**Exercise requirements**
Find the lines below that contain the word "COULEURS" and count them. Only the number should be given.

**Supplied records**
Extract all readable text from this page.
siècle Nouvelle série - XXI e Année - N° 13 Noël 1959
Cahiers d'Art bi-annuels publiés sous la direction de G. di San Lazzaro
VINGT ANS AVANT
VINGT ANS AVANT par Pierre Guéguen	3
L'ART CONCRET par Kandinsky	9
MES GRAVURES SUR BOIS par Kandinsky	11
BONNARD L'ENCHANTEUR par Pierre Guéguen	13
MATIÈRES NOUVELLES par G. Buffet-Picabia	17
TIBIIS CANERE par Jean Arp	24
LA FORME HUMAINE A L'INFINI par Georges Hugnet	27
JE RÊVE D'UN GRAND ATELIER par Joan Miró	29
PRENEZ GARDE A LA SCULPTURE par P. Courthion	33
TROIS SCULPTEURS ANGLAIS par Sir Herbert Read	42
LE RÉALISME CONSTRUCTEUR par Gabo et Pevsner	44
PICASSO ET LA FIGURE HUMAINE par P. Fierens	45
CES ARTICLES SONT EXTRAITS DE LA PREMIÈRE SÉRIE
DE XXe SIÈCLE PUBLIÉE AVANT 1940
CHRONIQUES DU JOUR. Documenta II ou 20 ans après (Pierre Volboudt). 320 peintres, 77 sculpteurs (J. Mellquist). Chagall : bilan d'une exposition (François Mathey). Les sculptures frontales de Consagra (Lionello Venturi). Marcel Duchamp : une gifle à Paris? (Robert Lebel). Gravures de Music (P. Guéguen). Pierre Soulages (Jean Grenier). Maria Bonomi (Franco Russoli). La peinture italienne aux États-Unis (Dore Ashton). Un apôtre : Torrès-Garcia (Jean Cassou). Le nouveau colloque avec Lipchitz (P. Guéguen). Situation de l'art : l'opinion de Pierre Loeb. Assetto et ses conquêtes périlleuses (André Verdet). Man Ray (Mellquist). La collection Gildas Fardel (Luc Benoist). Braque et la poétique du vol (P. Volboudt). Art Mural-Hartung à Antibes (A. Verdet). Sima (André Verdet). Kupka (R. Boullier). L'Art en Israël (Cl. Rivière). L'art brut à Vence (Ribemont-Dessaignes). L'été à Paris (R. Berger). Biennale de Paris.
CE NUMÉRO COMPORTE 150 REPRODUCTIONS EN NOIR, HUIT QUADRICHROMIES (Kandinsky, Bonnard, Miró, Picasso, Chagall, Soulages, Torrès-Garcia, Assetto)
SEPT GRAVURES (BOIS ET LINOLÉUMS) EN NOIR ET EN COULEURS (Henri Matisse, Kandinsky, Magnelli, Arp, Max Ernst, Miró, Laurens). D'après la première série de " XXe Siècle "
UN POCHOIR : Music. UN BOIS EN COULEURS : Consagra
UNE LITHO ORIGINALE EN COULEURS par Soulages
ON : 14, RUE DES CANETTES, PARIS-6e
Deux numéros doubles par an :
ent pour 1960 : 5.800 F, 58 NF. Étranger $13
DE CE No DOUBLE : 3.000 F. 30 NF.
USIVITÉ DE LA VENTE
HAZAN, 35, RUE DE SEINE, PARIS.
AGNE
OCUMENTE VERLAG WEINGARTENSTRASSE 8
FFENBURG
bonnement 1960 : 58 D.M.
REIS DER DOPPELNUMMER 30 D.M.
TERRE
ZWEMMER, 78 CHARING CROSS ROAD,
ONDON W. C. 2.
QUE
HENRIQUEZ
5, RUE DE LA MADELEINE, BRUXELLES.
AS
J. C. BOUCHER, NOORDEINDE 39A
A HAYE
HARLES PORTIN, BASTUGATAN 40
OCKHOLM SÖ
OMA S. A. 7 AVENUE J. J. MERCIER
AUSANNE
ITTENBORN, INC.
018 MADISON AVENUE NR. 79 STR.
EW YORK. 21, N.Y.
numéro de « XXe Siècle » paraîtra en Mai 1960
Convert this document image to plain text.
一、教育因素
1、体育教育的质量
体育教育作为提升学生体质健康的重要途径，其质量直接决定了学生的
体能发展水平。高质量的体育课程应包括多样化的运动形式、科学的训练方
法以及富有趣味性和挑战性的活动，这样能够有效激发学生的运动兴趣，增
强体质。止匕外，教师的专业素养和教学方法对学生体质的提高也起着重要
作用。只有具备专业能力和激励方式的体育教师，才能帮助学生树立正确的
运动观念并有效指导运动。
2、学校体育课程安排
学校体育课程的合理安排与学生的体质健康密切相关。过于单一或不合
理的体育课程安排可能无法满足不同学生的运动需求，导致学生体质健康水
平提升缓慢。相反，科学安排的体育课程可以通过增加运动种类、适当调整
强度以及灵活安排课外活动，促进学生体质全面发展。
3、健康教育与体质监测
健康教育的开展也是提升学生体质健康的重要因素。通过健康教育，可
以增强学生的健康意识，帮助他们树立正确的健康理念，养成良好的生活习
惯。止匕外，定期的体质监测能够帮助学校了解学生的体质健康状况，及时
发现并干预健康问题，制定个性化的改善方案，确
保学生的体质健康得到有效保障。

**Result of the exercise**
3